[Exercise goal]: Restate the data below word for word. Skip any images it contains.

[Dataset records]:
───
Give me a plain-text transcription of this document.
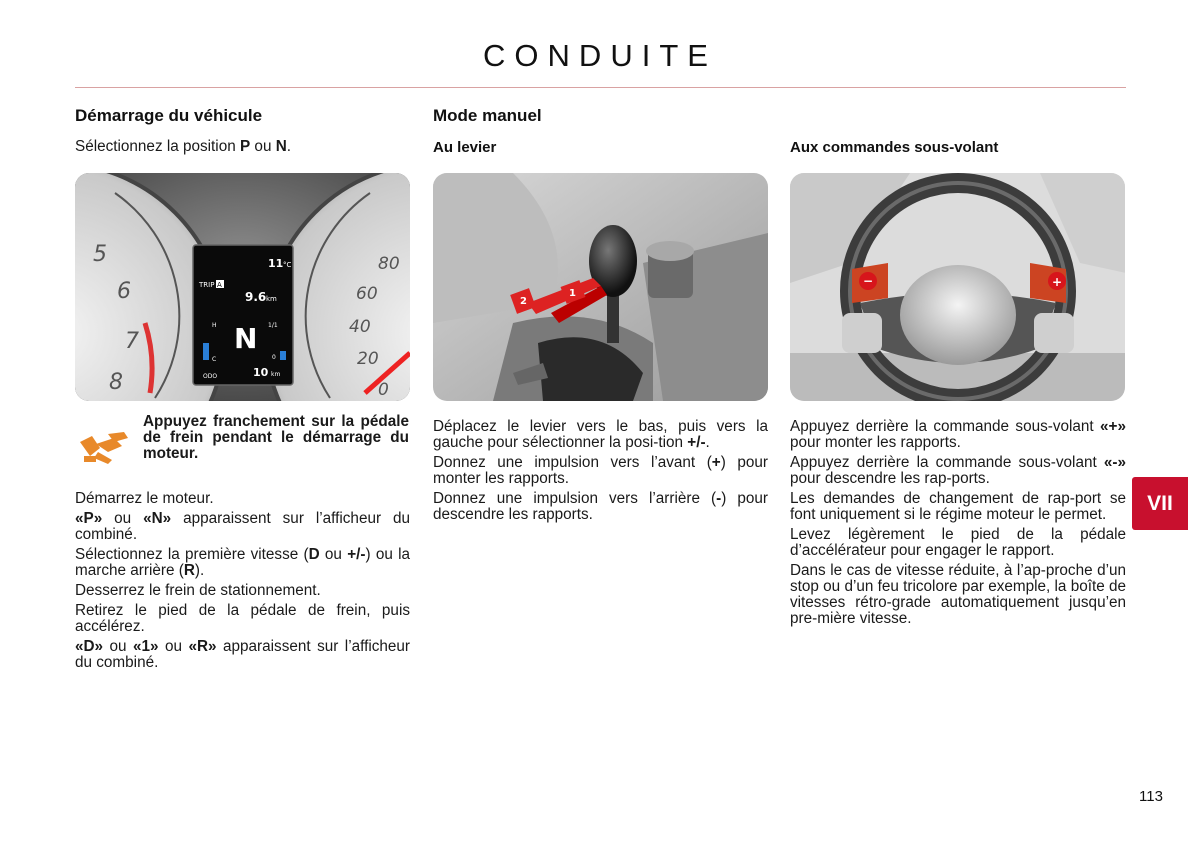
CONDUITE
Démarrage du véhicule
Sélectionnez la position P ou N.
5
6
7
8
80
60
40
20
0
11 °C
TRIP A
9.6 km
N
H
C
1/1
0
ODO	10 km

Appuyez franchement sur la pédale de frein pendant le démarrage du moteur.

Démarrez le moteur.

«P» ou «N» apparaissent sur l’afficheur du combiné.

Sélectionnez la première vitesse (D ou +/-) ou la marche arrière (R).

Desserrez le frein de stationnement.

Retirez le pied de la pédale de frein, puis accélérez.

«D» ou «1» ou «R» apparaissent sur l’afficheur du combiné.

Mode manuel
Au levier
2
1

Déplacez le levier vers le bas, puis vers la gauche pour sélectionner la posi-tion +/-.

Donnez une impulsion vers l’avant (+) pour monter les rapports.

Donnez une impulsion vers l’arrière (-) pour descendre les rapports.

Aux commandes sous-volant
−	+

Appuyez derrière la commande sous-volant «+» pour monter les rapports.

Appuyez derrière la commande sous-volant «-» pour descendre les rap-ports.

Les demandes de changement de rap-port se font uniquement si le régime moteur le permet.

Levez légèrement le pied de la pédale d’accélérateur pour engager le rapport.

Dans le cas de vitesse réduite, à l’ap-proche d’un stop ou d’un feu tricolore par exemple, la boîte de vitesses rétro-grade automatiquement jusqu’en pre-mière vitesse.

VII
113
───
[Exercise output]:
Give me a plain-text transcription of this document.
CONDUITE
Démarrage du véhicule
Sélectionnez la position P ou N.
5
6
7
8
80
60
40
20
0
11 °C
TRIP A
9.6 km
N
H
C
1/1
0
ODO	10 km

Appuyez franchement sur la pédale de frein pendant le démarrage du moteur.

Démarrez le moteur.

«P» ou «N» apparaissent sur l’afficheur du combiné.

Sélectionnez la première vitesse (D ou +/-) ou la marche arrière (R).

Desserrez le frein de stationnement.

Retirez le pied de la pédale de frein, puis accélérez.

«D» ou «1» ou «R» apparaissent sur l’afficheur du combiné.

Mode manuel
Au levier
2
1

Déplacez le levier vers le bas, puis vers la gauche pour sélectionner la posi-tion +/-.

Donnez une impulsion vers l’avant (+) pour monter les rapports.

Donnez une impulsion vers l’arrière (-) pour descendre les rapports.

Aux commandes sous-volant
−	+

Appuyez derrière la commande sous-volant «+» pour monter les rapports.

Appuyez derrière la commande sous-volant «-» pour descendre les rap-ports.

Les demandes de changement de rap-port se font uniquement si le régime moteur le permet.

Levez légèrement le pied de la pédale d’accélérateur pour engager le rapport.

Dans le cas de vitesse réduite, à l’ap-proche d’un stop ou d’un feu tricolore par exemple, la boîte de vitesses rétro-grade automatiquement jusqu’en pre-mière vitesse.

VII
113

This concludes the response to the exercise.